**INSTRUCTIONS FOR THE TASK:**
Count the lines below that contain the word "allele", and give only that number.

--- begin ---

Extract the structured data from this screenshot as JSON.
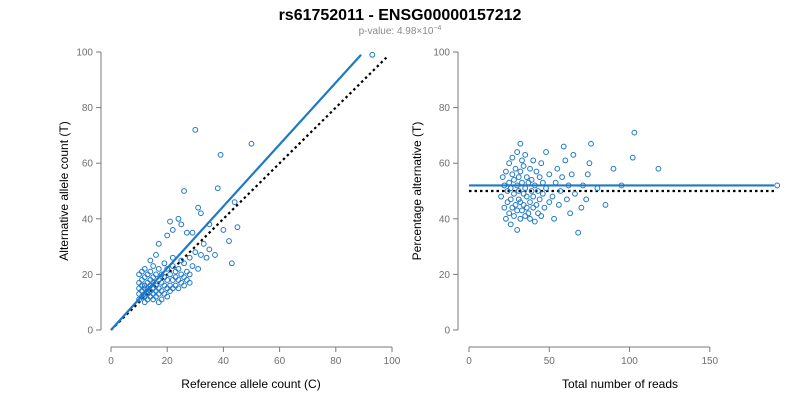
{
  "figure": {
    "title": "rs61752011 - ENSG00000157212",
    "subtitle_prefix": "p-value: 4.98×10",
    "subtitle_exponent": "−4",
    "point_color": "#1f78c8",
    "fit_color": "#1f78c8",
    "reference_color": "#000000"
  },
  "chart_data": [
    {
      "type": "scatter",
      "title": "",
      "xlabel": "Reference allele count (C)",
      "ylabel": "Alternative allele count (T)",
      "xlim": [
        0,
        100
      ],
      "ylim": [
        0,
        100
      ],
      "xticks": [
        0,
        20,
        40,
        60,
        80,
        100
      ],
      "yticks": [
        0,
        20,
        40,
        60,
        80,
        100
      ],
      "grid": false,
      "legend": "none",
      "fit_line": {
        "style": "solid",
        "x": [
          0,
          89
        ],
        "y": [
          0,
          99
        ]
      },
      "reference_line": {
        "style": "dotted",
        "x": [
          0,
          98
        ],
        "y": [
          0,
          98
        ]
      },
      "points": [
        [
          10,
          11
        ],
        [
          10,
          13
        ],
        [
          10,
          15
        ],
        [
          10,
          17
        ],
        [
          10,
          20
        ],
        [
          11,
          12
        ],
        [
          11,
          14
        ],
        [
          11,
          16
        ],
        [
          11,
          18
        ],
        [
          11,
          21
        ],
        [
          12,
          10
        ],
        [
          12,
          12
        ],
        [
          12,
          13
        ],
        [
          12,
          15
        ],
        [
          12,
          16
        ],
        [
          12,
          19
        ],
        [
          12,
          22
        ],
        [
          13,
          11
        ],
        [
          13,
          13
        ],
        [
          13,
          14
        ],
        [
          13,
          15
        ],
        [
          13,
          17
        ],
        [
          13,
          20
        ],
        [
          14,
          12
        ],
        [
          14,
          14
        ],
        [
          14,
          16
        ],
        [
          14,
          18
        ],
        [
          14,
          21
        ],
        [
          14,
          25
        ],
        [
          15,
          11
        ],
        [
          15,
          13
        ],
        [
          15,
          15
        ],
        [
          15,
          17
        ],
        [
          15,
          19
        ],
        [
          15,
          23
        ],
        [
          16,
          12
        ],
        [
          16,
          14
        ],
        [
          16,
          16
        ],
        [
          16,
          20
        ],
        [
          16,
          27
        ],
        [
          17,
          10
        ],
        [
          17,
          13
        ],
        [
          17,
          15
        ],
        [
          17,
          18
        ],
        [
          17,
          22
        ],
        [
          17,
          31
        ],
        [
          18,
          11
        ],
        [
          18,
          14
        ],
        [
          18,
          17
        ],
        [
          18,
          20
        ],
        [
          19,
          13
        ],
        [
          19,
          16
        ],
        [
          19,
          19
        ],
        [
          19,
          24
        ],
        [
          20,
          12
        ],
        [
          20,
          15
        ],
        [
          20,
          18
        ],
        [
          20,
          22
        ],
        [
          20,
          34
        ],
        [
          21,
          14
        ],
        [
          21,
          16
        ],
        [
          21,
          20
        ],
        [
          21,
          39
        ],
        [
          22,
          15
        ],
        [
          22,
          18
        ],
        [
          22,
          23
        ],
        [
          22,
          26
        ],
        [
          22,
          36
        ],
        [
          23,
          16
        ],
        [
          23,
          19
        ],
        [
          23,
          21
        ],
        [
          24,
          15
        ],
        [
          24,
          18
        ],
        [
          24,
          22
        ],
        [
          24,
          40
        ],
        [
          25,
          17
        ],
        [
          25,
          20
        ],
        [
          25,
          25
        ],
        [
          25,
          38
        ],
        [
          26,
          16
        ],
        [
          26,
          19
        ],
        [
          26,
          24
        ],
        [
          26,
          50
        ],
        [
          27,
          18
        ],
        [
          27,
          21
        ],
        [
          27,
          35
        ],
        [
          28,
          17
        ],
        [
          28,
          20
        ],
        [
          28,
          26
        ],
        [
          29,
          23
        ],
        [
          29,
          35
        ],
        [
          30,
          72
        ],
        [
          30,
          28
        ],
        [
          31,
          44
        ],
        [
          31,
          22
        ],
        [
          32,
          27
        ],
        [
          32,
          42
        ],
        [
          33,
          31
        ],
        [
          34,
          26
        ],
        [
          35,
          29
        ],
        [
          35,
          38
        ],
        [
          37,
          27
        ],
        [
          38,
          51
        ],
        [
          39,
          63
        ],
        [
          40,
          36
        ],
        [
          42,
          32
        ],
        [
          43,
          24
        ],
        [
          44,
          46
        ],
        [
          45,
          37
        ],
        [
          50,
          67
        ],
        [
          93,
          99
        ]
      ]
    },
    {
      "type": "scatter",
      "title": "",
      "xlabel": "Total number of reads",
      "ylabel": "Percentage alternative (T)",
      "xlim": [
        0,
        190
      ],
      "ylim": [
        0,
        100
      ],
      "xticks": [
        0,
        50,
        100,
        150
      ],
      "yticks": [
        0,
        20,
        40,
        60,
        80,
        100
      ],
      "grid": false,
      "legend": "none",
      "fit_line": {
        "style": "solid",
        "y": 52
      },
      "reference_line": {
        "style": "dotted",
        "y": 50
      },
      "points": [
        [
          20,
          48
        ],
        [
          21,
          55
        ],
        [
          22,
          44
        ],
        [
          22,
          52
        ],
        [
          23,
          40
        ],
        [
          23,
          57
        ],
        [
          24,
          46
        ],
        [
          24,
          50
        ],
        [
          25,
          42
        ],
        [
          25,
          53
        ],
        [
          25,
          60
        ],
        [
          26,
          38
        ],
        [
          26,
          47
        ],
        [
          26,
          51
        ],
        [
          27,
          44
        ],
        [
          27,
          56
        ],
        [
          27,
          62
        ],
        [
          28,
          41
        ],
        [
          28,
          49
        ],
        [
          28,
          54
        ],
        [
          29,
          45
        ],
        [
          29,
          58
        ],
        [
          30,
          36
        ],
        [
          30,
          43
        ],
        [
          30,
          52
        ],
        [
          30,
          64
        ],
        [
          31,
          47
        ],
        [
          31,
          50
        ],
        [
          31,
          55
        ],
        [
          32,
          40
        ],
        [
          32,
          46
        ],
        [
          32,
          57
        ],
        [
          32,
          67
        ],
        [
          33,
          43
        ],
        [
          33,
          53
        ],
        [
          33,
          61
        ],
        [
          34,
          45
        ],
        [
          34,
          49
        ],
        [
          34,
          59
        ],
        [
          35,
          41
        ],
        [
          35,
          51
        ],
        [
          35,
          63
        ],
        [
          36,
          44
        ],
        [
          36,
          48
        ],
        [
          36,
          55
        ],
        [
          37,
          42
        ],
        [
          37,
          53
        ],
        [
          38,
          40
        ],
        [
          38,
          46
        ],
        [
          38,
          58
        ],
        [
          39,
          50
        ],
        [
          39,
          54
        ],
        [
          40,
          44
        ],
        [
          40,
          48
        ],
        [
          40,
          61
        ],
        [
          41,
          39
        ],
        [
          41,
          52
        ],
        [
          42,
          45
        ],
        [
          42,
          57
        ],
        [
          43,
          42
        ],
        [
          43,
          50
        ],
        [
          44,
          47
        ],
        [
          44,
          55
        ],
        [
          45,
          41
        ],
        [
          45,
          60
        ],
        [
          46,
          49
        ],
        [
          46,
          53
        ],
        [
          47,
          44
        ],
        [
          48,
          51
        ],
        [
          48,
          64
        ],
        [
          50,
          46
        ],
        [
          50,
          56
        ],
        [
          52,
          48
        ],
        [
          53,
          40
        ],
        [
          54,
          53
        ],
        [
          55,
          58
        ],
        [
          56,
          45
        ],
        [
          57,
          50
        ],
        [
          58,
          55
        ],
        [
          59,
          66
        ],
        [
          60,
          61
        ],
        [
          61,
          47
        ],
        [
          62,
          52
        ],
        [
          63,
          42
        ],
        [
          64,
          56
        ],
        [
          65,
          63
        ],
        [
          66,
          49
        ],
        [
          68,
          35
        ],
        [
          70,
          44
        ],
        [
          71,
          52
        ],
        [
          73,
          47
        ],
        [
          74,
          56
        ],
        [
          75,
          60
        ],
        [
          76,
          67
        ],
        [
          80,
          51
        ],
        [
          85,
          45
        ],
        [
          90,
          58
        ],
        [
          95,
          52
        ],
        [
          102,
          62
        ],
        [
          103,
          71
        ],
        [
          118,
          58
        ],
        [
          192,
          52
        ]
      ]
    }
  ]
}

--- end ---

**EXERCISE ANSWER:**
2